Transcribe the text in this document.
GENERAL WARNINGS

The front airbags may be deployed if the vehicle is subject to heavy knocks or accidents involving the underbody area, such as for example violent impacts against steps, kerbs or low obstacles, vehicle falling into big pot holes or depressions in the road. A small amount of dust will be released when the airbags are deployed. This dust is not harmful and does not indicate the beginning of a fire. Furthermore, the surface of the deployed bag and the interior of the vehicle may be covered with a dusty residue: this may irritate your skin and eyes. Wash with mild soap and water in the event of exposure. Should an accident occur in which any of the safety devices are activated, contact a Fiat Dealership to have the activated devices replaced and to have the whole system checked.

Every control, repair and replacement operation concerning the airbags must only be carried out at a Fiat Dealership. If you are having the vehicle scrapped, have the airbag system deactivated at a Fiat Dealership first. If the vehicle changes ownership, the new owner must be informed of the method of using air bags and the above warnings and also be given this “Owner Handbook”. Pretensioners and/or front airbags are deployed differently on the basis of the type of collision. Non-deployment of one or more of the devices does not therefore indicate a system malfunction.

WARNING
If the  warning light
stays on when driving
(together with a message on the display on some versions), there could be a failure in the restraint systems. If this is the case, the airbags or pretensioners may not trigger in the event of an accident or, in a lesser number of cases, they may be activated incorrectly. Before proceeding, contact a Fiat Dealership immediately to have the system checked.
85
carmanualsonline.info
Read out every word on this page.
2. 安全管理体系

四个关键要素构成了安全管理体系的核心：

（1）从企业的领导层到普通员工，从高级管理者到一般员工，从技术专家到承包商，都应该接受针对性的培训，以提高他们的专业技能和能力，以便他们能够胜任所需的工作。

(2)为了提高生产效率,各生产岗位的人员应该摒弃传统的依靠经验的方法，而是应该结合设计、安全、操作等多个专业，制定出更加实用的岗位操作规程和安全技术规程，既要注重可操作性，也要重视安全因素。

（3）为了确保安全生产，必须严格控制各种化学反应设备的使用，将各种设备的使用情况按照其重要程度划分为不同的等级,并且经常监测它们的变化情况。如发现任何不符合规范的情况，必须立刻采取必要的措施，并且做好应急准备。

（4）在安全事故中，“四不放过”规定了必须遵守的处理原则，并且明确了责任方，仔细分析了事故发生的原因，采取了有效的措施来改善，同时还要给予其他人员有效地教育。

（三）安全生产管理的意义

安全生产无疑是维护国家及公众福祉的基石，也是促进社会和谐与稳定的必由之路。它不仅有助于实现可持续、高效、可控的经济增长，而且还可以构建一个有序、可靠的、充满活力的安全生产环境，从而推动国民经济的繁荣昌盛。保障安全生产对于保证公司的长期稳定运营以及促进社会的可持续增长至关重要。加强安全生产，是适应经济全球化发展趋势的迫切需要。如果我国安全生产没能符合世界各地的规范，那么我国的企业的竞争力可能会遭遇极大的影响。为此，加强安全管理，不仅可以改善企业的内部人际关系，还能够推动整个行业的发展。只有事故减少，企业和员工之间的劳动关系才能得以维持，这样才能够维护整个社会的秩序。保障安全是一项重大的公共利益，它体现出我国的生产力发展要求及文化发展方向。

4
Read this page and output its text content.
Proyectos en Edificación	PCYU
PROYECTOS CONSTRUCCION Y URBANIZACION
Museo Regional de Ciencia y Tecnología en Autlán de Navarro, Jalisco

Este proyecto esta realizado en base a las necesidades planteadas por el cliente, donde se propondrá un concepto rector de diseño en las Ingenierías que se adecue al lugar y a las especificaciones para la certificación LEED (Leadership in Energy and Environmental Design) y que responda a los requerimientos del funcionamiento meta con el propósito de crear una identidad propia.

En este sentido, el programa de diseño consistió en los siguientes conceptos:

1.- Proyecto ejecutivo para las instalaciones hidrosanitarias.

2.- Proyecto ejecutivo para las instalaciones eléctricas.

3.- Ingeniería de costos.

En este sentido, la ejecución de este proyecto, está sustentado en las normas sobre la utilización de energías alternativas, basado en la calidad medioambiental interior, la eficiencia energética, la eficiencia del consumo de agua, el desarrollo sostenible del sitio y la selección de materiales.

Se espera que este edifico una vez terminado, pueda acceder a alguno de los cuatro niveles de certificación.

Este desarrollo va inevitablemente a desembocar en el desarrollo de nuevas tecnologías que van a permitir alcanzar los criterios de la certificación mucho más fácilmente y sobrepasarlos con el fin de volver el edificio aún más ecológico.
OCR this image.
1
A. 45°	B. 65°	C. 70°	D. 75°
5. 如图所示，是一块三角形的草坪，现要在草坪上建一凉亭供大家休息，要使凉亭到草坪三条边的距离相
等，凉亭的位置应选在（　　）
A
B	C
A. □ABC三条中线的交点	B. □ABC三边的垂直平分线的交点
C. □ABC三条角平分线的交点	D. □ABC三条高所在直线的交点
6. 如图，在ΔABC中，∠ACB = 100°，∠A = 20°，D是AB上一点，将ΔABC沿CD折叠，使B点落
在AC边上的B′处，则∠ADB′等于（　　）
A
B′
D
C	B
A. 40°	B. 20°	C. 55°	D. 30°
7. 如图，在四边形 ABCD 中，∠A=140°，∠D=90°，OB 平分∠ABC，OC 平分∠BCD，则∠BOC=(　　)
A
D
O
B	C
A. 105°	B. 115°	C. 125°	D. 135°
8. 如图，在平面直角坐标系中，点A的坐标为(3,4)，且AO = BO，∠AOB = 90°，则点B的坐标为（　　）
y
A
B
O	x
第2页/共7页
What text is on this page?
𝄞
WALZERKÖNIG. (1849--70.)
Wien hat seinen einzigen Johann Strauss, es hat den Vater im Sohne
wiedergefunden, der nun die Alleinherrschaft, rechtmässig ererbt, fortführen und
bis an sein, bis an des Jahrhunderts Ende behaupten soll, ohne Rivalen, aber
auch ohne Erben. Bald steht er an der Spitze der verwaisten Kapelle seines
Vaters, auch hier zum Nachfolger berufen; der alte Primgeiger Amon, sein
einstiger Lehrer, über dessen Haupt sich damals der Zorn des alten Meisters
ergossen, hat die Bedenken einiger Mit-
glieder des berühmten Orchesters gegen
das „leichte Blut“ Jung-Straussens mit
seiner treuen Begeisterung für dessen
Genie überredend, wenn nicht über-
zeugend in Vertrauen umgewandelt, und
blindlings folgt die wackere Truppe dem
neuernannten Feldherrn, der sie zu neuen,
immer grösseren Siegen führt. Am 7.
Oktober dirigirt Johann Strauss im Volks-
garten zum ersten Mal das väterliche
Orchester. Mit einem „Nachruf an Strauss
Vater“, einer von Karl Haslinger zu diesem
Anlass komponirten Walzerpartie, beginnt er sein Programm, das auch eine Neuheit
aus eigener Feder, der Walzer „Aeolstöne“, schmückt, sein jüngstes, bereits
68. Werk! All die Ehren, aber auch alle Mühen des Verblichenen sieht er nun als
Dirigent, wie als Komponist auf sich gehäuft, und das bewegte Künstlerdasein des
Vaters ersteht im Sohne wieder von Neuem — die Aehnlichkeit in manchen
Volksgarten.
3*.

──────

Emit the full listing verbatim.

Transcribe the text in this document.
GENERAL WARNINGS

The front airbags may be deployed if the vehicle is subject to heavy knocks or accidents involving the underbody area, such as for example violent impacts against steps, kerbs or low obstacles, vehicle falling into big pot holes or depressions in the road. A small amount of dust will be released when the airbags are deployed. This dust is not harmful and does not indicate the beginning of a fire. Furthermore, the surface of the deployed bag and the interior of the vehicle may be covered with a dusty residue: this may irritate your skin and eyes. Wash with mild soap and water in the event of exposure. Should an accident occur in which any of the safety devices are activated, contact a Fiat Dealership to have the activated devices replaced and to have the whole system checked.

Every control, repair and replacement operation concerning the airbags must only be carried out at a Fiat Dealership. If you are having the vehicle scrapped, have the airbag system deactivated at a Fiat Dealership first. If the vehicle changes ownership, the new owner must be informed of the method of using air bags and the above warnings and also be given this “Owner Handbook”. Pretensioners and/or front airbags are deployed differently on the basis of the type of collision. Non-deployment of one or more of the devices does not therefore indicate a system malfunction.

WARNING
If the  warning light
stays on when driving
(together with a message on the display on some versions), there could be a failure in the restraint systems. If this is the case, the airbags or pretensioners may not trigger in the event of an accident or, in a lesser number of cases, they may be activated incorrectly. Before proceeding, contact a Fiat Dealership immediately to have the system checked.
85
carmanualsonline.info
Read out every word on this page.
2. 安全管理体系

四个关键要素构成了安全管理体系的核心：

（1）从企业的领导层到普通员工，从高级管理者到一般员工，从技术专家到承包商，都应该接受针对性的培训，以提高他们的专业技能和能力，以便他们能够胜任所需的工作。

(2)为了提高生产效率,各生产岗位的人员应该摒弃传统的依靠经验的方法，而是应该结合设计、安全、操作等多个专业，制定出更加实用的岗位操作规程和安全技术规程，既要注重可操作性，也要重视安全因素。

（3）为了确保安全生产，必须严格控制各种化学反应设备的使用，将各种设备的使用情况按照其重要程度划分为不同的等级,并且经常监测它们的变化情况。如发现任何不符合规范的情况，必须立刻采取必要的措施，并且做好应急准备。

（4）在安全事故中，“四不放过”规定了必须遵守的处理原则，并且明确了责任方，仔细分析了事故发生的原因，采取了有效的措施来改善，同时还要给予其他人员有效地教育。

（三）安全生产管理的意义

安全生产无疑是维护国家及公众福祉的基石，也是促进社会和谐与稳定的必由之路。它不仅有助于实现可持续、高效、可控的经济增长，而且还可以构建一个有序、可靠的、充满活力的安全生产环境，从而推动国民经济的繁荣昌盛。保障安全生产对于保证公司的长期稳定运营以及促进社会的可持续增长至关重要。加强安全生产，是适应经济全球化发展趋势的迫切需要。如果我国安全生产没能符合世界各地的规范，那么我国的企业的竞争力可能会遭遇极大的影响。为此，加强安全管理，不仅可以改善企业的内部人际关系，还能够推动整个行业的发展。只有事故减少，企业和员工之间的劳动关系才能得以维持，这样才能够维护整个社会的秩序。保障安全是一项重大的公共利益，它体现出我国的生产力发展要求及文化发展方向。

4
Read this page and output its text content.
Proyectos en Edificación	PCYU
PROYECTOS CONSTRUCCION Y URBANIZACION
Museo Regional de Ciencia y Tecnología en Autlán de Navarro, Jalisco

Este proyecto esta realizado en base a las necesidades planteadas por el cliente, donde se propondrá un concepto rector de diseño en las Ingenierías que se adecue al lugar y a las especificaciones para la certificación LEED (Leadership in Energy and Environmental Design) y que responda a los requerimientos del funcionamiento meta con el propósito de crear una identidad propia.

En este sentido, el programa de diseño consistió en los siguientes conceptos:

1.- Proyecto ejecutivo para las instalaciones hidrosanitarias.

2.- Proyecto ejecutivo para las instalaciones eléctricas.

3.- Ingeniería de costos.

En este sentido, la ejecución de este proyecto, está sustentado en las normas sobre la utilización de energías alternativas, basado en la calidad medioambiental interior, la eficiencia energética, la eficiencia del consumo de agua, el desarrollo sostenible del sitio y la selección de materiales.

Se espera que este edifico una vez terminado, pueda acceder a alguno de los cuatro niveles de certificación.

Este desarrollo va inevitablemente a desembocar en el desarrollo de nuevas tecnologías que van a permitir alcanzar los criterios de la certificación mucho más fácilmente y sobrepasarlos con el fin de volver el edificio aún más ecológico.
OCR this image.
1
A. 45°	B. 65°	C. 70°	D. 75°
5. 如图所示，是一块三角形的草坪，现要在草坪上建一凉亭供大家休息，要使凉亭到草坪三条边的距离相
等，凉亭的位置应选在（　　）
A
B	C
A. □ABC三条中线的交点	B. □ABC三边的垂直平分线的交点
C. □ABC三条角平分线的交点	D. □ABC三条高所在直线的交点
6. 如图，在ΔABC中，∠ACB = 100°，∠A = 20°，D是AB上一点，将ΔABC沿CD折叠，使B点落
在AC边上的B′处，则∠ADB′等于（　　）
A
B′
D
C	B
A. 40°	B. 20°	C. 55°	D. 30°
7. 如图，在四边形 ABCD 中，∠A=140°，∠D=90°，OB 平分∠ABC，OC 平分∠BCD，则∠BOC=(　　)
A
D
O
B	C
A. 105°	B. 115°	C. 125°	D. 135°
8. 如图，在平面直角坐标系中，点A的坐标为(3,4)，且AO = BO，∠AOB = 90°，则点B的坐标为（　　）
y
A
B
O	x
第2页/共7页
What text is on this page?
𝄞
WALZERKÖNIG. (1849--70.)
Wien hat seinen einzigen Johann Strauss, es hat den Vater im Sohne
wiedergefunden, der nun die Alleinherrschaft, rechtmässig ererbt, fortführen und
bis an sein, bis an des Jahrhunderts Ende behaupten soll, ohne Rivalen, aber
auch ohne Erben. Bald steht er an der Spitze der verwaisten Kapelle seines
Vaters, auch hier zum Nachfolger berufen; der alte Primgeiger Amon, sein
einstiger Lehrer, über dessen Haupt sich damals der Zorn des alten Meisters
ergossen, hat die Bedenken einiger Mit-
glieder des berühmten Orchesters gegen
das „leichte Blut“ Jung-Straussens mit
seiner treuen Begeisterung für dessen
Genie überredend, wenn nicht über-
zeugend in Vertrauen umgewandelt, und
blindlings folgt die wackere Truppe dem
neuernannten Feldherrn, der sie zu neuen,
immer grösseren Siegen führt. Am 7.
Oktober dirigirt Johann Strauss im Volks-
garten zum ersten Mal das väterliche
Orchester. Mit einem „Nachruf an Strauss
Vater“, einer von Karl Haslinger zu diesem
Anlass komponirten Walzerpartie, beginnt er sein Programm, das auch eine Neuheit
aus eigener Feder, der Walzer „Aeolstöne“, schmückt, sein jüngstes, bereits
68. Werk! All die Ehren, aber auch alle Mühen des Verblichenen sieht er nun als
Dirigent, wie als Komponist auf sich gehäuft, und das bewegte Künstlerdasein des
Vaters ersteht im Sohne wieder von Neuem — die Aehnlichkeit in manchen
Volksgarten.
3*.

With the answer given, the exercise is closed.